Figure content listings
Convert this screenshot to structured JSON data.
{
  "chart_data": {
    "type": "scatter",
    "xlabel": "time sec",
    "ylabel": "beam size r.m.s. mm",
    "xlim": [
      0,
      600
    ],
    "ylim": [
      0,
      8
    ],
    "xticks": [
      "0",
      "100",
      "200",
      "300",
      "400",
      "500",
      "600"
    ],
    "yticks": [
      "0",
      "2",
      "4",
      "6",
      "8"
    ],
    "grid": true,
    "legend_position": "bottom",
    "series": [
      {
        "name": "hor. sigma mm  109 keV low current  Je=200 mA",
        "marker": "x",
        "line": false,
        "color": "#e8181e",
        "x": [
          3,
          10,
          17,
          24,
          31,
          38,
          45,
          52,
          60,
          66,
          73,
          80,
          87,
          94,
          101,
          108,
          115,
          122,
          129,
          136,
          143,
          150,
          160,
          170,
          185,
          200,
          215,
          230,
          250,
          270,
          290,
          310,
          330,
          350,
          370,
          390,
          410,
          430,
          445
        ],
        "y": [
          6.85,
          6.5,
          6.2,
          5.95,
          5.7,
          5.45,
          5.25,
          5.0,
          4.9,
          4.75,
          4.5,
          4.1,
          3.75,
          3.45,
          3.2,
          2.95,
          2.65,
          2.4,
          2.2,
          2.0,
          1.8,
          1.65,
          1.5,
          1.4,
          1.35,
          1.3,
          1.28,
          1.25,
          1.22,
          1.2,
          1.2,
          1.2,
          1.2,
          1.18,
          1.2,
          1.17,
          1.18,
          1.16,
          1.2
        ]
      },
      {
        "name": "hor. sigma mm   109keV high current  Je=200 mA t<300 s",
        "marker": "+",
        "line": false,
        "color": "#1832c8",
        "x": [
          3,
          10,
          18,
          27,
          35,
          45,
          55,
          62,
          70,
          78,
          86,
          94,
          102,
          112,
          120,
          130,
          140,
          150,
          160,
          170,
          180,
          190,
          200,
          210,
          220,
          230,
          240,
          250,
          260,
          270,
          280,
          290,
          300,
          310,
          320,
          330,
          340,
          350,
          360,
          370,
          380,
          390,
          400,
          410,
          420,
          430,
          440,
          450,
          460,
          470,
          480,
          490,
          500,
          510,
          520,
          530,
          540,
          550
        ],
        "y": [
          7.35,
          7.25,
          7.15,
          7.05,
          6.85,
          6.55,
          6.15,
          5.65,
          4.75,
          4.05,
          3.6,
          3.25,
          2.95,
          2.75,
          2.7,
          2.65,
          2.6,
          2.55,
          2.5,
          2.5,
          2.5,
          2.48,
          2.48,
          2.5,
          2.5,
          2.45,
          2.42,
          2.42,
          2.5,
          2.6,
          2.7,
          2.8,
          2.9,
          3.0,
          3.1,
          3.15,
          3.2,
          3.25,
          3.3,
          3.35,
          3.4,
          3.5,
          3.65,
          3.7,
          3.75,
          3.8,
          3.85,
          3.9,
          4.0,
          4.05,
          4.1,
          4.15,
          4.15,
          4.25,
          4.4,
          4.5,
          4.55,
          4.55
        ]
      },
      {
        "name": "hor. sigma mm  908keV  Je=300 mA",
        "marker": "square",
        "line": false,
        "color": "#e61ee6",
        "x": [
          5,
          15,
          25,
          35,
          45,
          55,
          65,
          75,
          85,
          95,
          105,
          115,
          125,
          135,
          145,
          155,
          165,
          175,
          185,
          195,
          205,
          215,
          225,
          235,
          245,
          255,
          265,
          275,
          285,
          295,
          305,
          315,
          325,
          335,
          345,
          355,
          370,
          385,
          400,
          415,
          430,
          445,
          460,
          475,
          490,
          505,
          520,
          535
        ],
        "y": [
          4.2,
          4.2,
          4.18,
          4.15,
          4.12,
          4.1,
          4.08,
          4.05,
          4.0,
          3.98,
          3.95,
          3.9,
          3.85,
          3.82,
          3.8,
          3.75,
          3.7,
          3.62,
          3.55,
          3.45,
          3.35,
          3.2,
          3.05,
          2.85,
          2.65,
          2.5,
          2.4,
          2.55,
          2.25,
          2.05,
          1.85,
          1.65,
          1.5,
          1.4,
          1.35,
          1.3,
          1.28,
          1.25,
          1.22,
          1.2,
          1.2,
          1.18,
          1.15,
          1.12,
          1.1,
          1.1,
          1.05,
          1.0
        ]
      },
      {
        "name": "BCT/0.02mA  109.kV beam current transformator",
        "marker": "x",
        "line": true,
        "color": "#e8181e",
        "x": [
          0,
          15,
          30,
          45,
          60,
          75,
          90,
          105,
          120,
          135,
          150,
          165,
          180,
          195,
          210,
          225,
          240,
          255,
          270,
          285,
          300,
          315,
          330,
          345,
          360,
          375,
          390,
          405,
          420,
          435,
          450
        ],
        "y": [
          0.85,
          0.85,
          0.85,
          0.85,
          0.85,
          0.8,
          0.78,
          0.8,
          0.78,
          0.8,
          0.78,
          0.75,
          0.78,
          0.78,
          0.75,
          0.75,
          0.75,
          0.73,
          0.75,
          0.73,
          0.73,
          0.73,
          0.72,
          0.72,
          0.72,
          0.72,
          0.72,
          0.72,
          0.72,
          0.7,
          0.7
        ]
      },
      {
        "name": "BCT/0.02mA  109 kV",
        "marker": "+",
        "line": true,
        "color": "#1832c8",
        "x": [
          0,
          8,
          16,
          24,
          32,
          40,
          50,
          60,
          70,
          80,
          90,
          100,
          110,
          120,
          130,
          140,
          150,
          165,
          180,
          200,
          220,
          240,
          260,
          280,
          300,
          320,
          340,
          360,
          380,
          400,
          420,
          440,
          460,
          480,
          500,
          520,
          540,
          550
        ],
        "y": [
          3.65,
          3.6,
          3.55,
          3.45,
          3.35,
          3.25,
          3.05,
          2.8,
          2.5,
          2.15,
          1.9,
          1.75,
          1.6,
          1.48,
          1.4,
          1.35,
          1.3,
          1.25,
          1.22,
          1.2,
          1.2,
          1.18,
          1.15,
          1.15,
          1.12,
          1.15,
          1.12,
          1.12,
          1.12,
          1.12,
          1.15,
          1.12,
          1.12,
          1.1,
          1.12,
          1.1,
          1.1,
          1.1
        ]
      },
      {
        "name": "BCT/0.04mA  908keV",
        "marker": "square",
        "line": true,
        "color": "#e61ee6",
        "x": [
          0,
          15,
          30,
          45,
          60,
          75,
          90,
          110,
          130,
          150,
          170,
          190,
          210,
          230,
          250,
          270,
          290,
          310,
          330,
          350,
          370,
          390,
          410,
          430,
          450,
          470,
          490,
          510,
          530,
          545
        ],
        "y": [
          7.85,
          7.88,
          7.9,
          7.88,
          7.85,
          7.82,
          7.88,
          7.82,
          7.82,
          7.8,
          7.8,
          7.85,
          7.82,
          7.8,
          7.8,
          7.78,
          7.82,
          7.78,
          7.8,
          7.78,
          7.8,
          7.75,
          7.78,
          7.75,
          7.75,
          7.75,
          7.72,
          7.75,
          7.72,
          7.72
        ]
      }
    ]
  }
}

* **GIVEN PROBLEM**: From the data above, pick out each line containing "name" and copy it.

* **THE SOLUTION**:
        "name": "hor. sigma mm  109 keV low current  Je=200 mA",
        "name": "hor. sigma mm   109keV high current  Je=200 mA t<300 s",
        "name": "hor. sigma mm  908keV  Je=300 mA",
        "name": "BCT/0.02mA  109.kV beam current transformator",
        "name": "BCT/0.02mA  109 kV",
        "name": "BCT/0.04mA  908keV",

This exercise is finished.